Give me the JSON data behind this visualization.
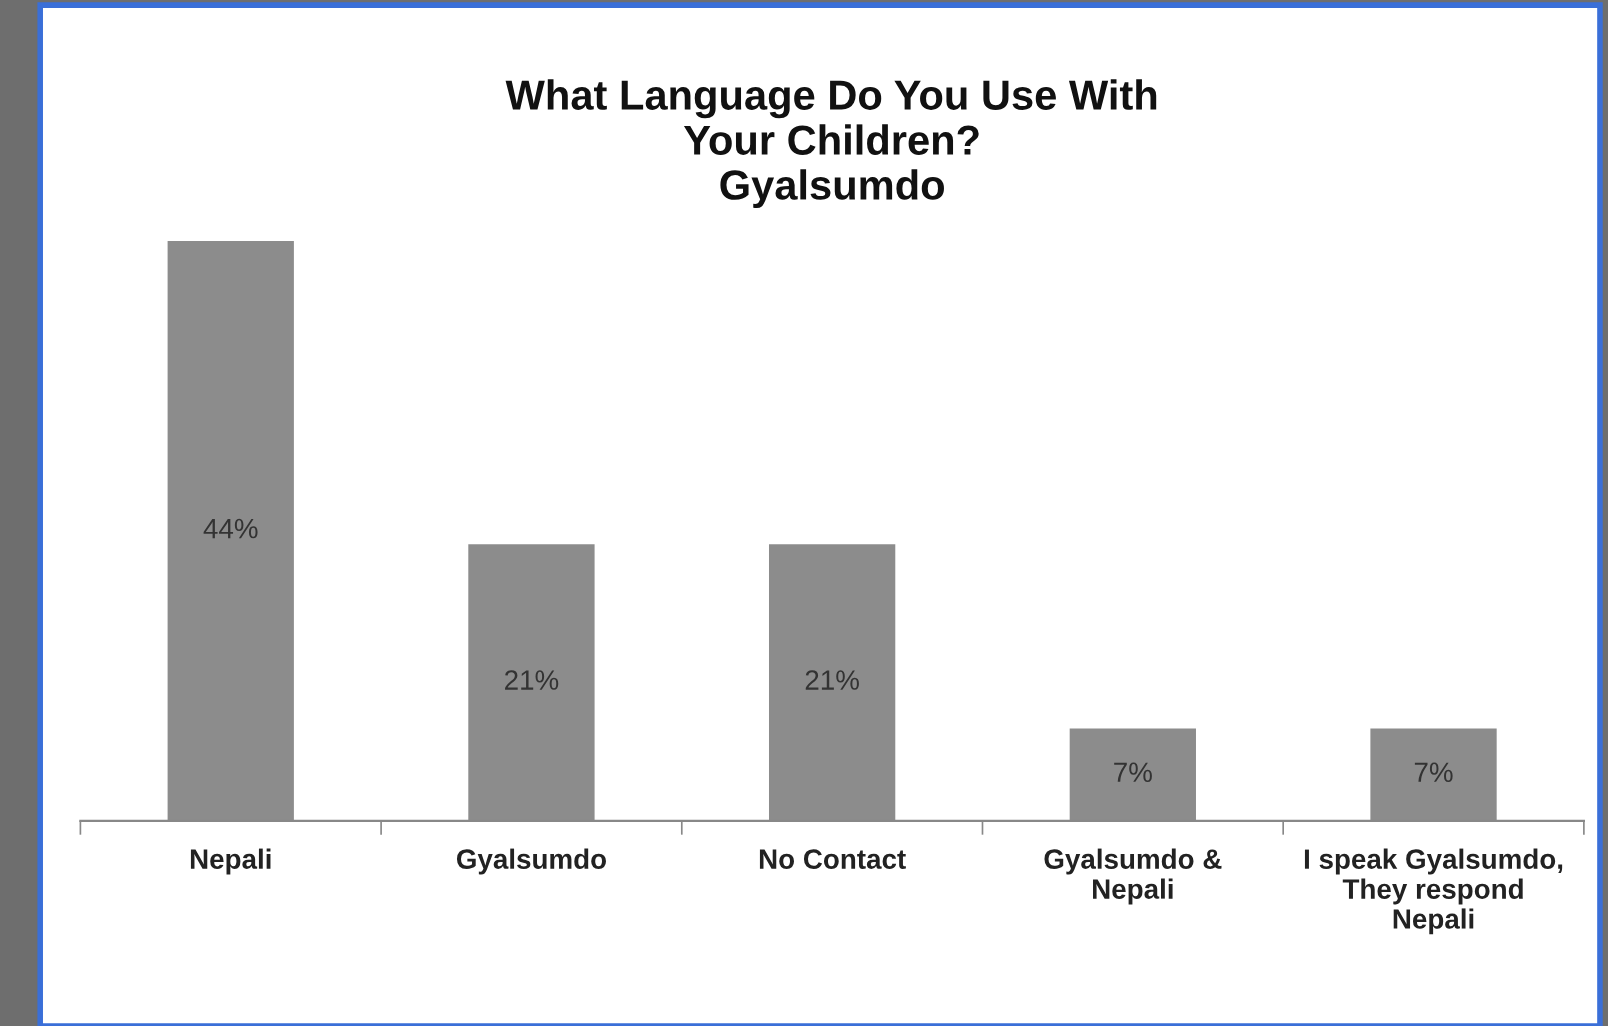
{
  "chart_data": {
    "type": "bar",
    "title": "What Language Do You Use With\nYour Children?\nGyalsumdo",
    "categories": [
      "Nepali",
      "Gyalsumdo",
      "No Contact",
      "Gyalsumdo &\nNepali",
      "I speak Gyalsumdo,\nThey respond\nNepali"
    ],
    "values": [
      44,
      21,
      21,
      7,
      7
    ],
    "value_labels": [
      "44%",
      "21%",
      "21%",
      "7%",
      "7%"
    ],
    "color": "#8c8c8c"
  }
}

◇ ◇ ◇ ◇ ◇ ◇ ◇

### INSTRUCTIONS FOR THE TASK
Filter the records down to the lines that contain the string "nNepali", and copy those lines.

### WRITTEN RESPONSE
      "Gyalsumdo &\nNepali",
      "I speak Gyalsumdo,\nThey respond\nNepali"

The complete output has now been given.